Problem statement :: Copy out each line below that has the word "this" in it.

start Entries

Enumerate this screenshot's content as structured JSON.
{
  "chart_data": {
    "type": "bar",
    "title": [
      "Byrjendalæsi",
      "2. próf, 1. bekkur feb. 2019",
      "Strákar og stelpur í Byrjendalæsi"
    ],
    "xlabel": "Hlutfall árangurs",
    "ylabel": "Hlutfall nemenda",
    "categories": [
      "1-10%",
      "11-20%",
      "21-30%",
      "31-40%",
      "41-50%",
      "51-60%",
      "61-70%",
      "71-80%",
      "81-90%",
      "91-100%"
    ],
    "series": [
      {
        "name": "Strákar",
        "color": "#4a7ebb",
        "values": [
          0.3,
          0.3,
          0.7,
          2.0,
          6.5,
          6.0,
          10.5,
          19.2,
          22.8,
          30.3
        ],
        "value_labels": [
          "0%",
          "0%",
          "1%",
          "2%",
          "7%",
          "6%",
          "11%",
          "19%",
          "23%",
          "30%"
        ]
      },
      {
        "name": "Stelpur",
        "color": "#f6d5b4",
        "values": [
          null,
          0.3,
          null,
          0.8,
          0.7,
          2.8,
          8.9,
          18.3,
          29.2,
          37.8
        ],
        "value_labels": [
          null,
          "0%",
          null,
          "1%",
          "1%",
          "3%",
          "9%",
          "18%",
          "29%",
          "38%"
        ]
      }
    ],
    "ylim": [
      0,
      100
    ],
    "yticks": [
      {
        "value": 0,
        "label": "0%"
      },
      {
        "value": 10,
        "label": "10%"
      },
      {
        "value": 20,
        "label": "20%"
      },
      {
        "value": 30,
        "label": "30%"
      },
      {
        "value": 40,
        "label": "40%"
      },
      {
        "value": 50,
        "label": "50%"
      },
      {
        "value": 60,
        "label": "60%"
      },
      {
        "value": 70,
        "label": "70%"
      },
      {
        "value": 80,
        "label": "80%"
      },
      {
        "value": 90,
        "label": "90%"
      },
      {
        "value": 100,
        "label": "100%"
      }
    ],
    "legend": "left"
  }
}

end Entries
start Entries

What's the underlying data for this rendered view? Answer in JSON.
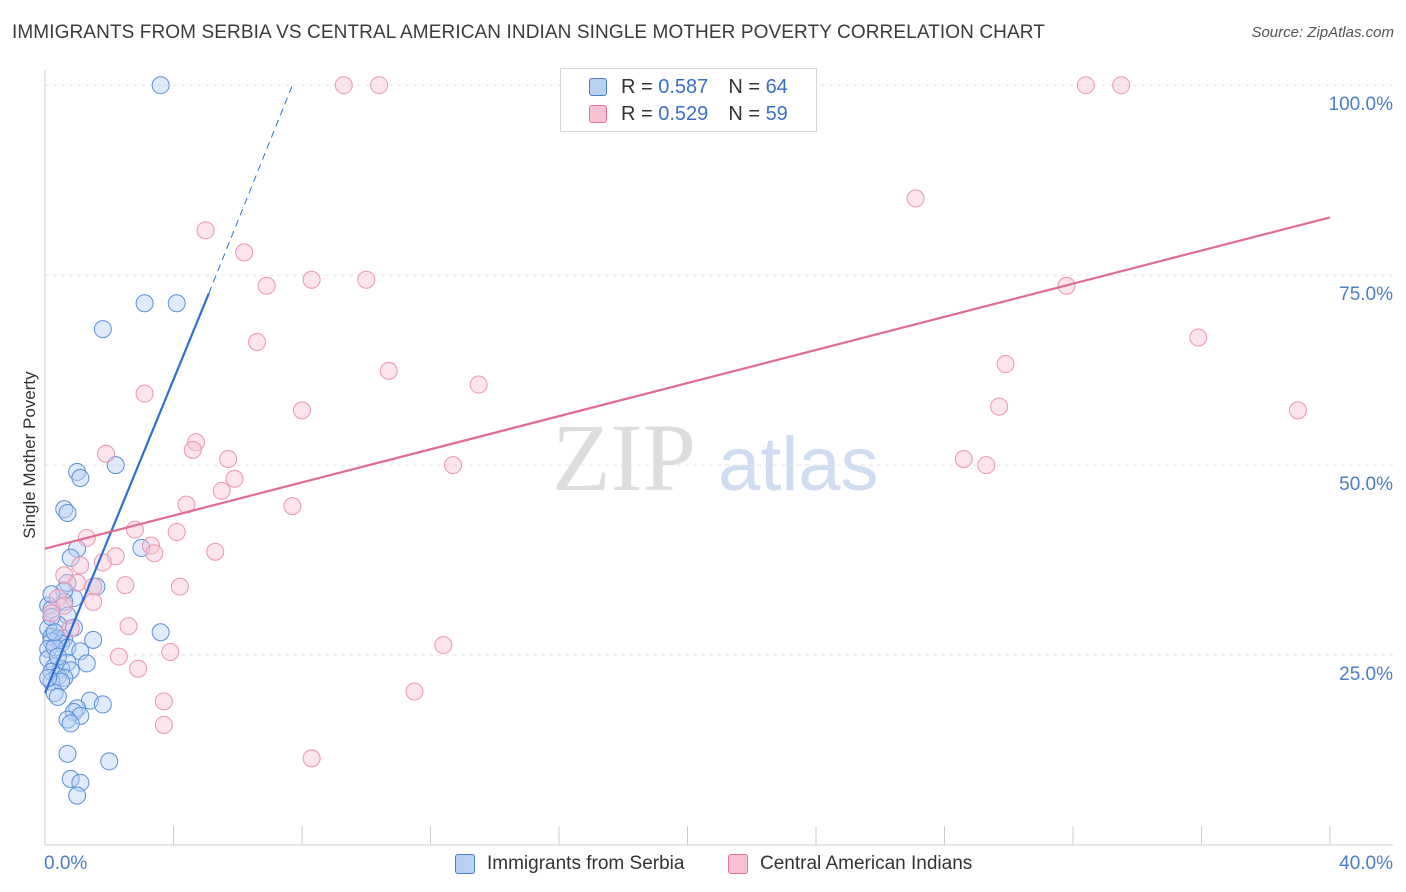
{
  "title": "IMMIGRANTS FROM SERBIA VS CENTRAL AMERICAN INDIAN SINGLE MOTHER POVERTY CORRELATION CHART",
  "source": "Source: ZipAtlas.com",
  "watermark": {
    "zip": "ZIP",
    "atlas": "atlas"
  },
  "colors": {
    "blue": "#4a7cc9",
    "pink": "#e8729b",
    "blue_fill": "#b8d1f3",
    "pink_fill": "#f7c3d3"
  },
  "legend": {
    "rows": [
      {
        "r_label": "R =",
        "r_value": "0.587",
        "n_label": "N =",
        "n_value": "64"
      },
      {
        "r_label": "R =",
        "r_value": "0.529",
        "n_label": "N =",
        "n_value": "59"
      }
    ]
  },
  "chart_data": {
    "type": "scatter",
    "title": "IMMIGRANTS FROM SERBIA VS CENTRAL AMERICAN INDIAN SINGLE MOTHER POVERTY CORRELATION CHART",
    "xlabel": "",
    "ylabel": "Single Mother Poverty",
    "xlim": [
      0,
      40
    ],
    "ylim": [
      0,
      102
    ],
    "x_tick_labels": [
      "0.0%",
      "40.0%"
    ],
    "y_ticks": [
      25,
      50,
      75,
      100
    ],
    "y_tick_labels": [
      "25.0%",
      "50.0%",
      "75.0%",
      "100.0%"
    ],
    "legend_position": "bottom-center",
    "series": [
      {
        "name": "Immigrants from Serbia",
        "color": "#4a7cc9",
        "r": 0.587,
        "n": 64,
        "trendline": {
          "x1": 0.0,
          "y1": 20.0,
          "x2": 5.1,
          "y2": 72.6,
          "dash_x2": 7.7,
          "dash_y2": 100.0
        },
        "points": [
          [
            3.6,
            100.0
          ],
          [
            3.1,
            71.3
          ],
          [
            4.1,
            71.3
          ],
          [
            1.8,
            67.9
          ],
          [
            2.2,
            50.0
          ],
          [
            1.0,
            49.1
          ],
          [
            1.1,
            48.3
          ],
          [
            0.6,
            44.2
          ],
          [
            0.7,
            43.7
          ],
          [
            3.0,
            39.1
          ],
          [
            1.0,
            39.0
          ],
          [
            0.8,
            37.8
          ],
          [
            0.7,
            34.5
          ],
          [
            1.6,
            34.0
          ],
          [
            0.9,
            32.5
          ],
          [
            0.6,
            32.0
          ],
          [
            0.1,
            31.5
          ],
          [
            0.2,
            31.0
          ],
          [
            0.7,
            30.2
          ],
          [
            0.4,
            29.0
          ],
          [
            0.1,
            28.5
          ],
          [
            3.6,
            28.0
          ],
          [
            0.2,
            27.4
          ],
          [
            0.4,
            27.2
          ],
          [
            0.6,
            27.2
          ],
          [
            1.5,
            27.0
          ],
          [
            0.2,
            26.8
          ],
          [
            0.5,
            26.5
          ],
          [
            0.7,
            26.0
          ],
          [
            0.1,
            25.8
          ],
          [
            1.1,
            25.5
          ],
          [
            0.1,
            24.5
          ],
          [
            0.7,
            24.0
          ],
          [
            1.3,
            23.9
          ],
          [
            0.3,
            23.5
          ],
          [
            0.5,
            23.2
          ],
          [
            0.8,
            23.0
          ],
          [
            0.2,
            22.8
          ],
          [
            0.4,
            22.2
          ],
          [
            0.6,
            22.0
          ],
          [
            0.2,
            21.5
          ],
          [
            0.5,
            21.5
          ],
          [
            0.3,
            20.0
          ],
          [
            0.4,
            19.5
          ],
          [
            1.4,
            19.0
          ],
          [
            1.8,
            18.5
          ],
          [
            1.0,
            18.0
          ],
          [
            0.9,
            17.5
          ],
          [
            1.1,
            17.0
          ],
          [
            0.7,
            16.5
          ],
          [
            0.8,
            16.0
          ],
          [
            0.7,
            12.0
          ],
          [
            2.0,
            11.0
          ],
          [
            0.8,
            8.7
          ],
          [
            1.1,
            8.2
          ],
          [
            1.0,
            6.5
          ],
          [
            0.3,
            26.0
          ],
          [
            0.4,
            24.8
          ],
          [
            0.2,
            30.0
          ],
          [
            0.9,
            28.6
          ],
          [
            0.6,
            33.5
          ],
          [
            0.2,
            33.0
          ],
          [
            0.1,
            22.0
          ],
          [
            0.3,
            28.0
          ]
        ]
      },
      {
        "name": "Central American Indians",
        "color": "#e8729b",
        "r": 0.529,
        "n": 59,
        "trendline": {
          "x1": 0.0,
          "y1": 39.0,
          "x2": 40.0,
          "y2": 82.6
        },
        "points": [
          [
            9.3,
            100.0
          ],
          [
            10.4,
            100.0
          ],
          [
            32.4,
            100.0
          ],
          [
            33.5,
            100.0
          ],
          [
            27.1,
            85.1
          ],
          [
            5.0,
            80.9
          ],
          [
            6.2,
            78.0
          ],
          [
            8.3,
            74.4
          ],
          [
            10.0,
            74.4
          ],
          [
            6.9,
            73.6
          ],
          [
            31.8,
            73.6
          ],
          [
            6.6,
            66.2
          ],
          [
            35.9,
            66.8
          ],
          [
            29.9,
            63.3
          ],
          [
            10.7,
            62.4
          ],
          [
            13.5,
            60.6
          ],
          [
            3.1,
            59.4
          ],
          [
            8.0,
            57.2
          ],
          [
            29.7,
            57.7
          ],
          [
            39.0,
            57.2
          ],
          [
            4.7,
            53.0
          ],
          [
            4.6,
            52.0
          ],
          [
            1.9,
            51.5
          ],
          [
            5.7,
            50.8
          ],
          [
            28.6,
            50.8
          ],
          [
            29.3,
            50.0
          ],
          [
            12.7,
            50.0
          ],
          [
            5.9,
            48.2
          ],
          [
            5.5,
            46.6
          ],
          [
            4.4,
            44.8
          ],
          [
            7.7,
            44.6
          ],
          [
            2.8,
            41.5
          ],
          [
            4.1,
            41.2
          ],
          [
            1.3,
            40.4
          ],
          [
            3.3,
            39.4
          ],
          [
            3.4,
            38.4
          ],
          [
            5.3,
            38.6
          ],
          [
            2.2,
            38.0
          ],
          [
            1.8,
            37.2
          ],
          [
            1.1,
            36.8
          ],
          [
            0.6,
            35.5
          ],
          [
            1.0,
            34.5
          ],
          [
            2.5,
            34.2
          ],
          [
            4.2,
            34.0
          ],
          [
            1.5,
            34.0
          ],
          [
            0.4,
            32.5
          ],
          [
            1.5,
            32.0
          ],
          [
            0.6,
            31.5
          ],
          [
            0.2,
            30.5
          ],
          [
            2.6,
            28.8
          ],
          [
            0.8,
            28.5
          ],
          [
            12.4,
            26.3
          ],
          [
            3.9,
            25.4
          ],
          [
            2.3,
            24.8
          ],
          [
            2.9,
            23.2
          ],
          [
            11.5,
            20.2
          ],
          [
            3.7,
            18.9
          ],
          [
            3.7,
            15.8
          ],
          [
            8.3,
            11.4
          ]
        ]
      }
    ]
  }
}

end Entries
start Entries

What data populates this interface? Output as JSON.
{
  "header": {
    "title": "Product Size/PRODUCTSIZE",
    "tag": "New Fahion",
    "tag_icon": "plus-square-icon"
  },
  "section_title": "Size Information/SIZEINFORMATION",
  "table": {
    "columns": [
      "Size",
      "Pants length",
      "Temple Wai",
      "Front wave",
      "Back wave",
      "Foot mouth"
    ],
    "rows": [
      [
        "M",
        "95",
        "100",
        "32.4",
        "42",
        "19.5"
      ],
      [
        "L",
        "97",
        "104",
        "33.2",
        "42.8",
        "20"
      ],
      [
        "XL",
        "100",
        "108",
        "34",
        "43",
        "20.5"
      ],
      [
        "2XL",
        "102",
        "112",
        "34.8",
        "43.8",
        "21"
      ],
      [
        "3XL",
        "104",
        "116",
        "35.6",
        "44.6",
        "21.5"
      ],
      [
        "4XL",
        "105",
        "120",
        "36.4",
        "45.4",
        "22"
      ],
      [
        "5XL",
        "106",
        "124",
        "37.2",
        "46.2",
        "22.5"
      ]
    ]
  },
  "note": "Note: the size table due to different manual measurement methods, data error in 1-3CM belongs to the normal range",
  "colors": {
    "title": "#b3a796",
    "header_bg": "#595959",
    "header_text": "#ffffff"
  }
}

end Entries

Exercise result ::
Enumerate this screenshot's content as structured JSON.
What's the underlying data for this rendered view? Answer in JSON.
What data populates this interface? Output as JSON.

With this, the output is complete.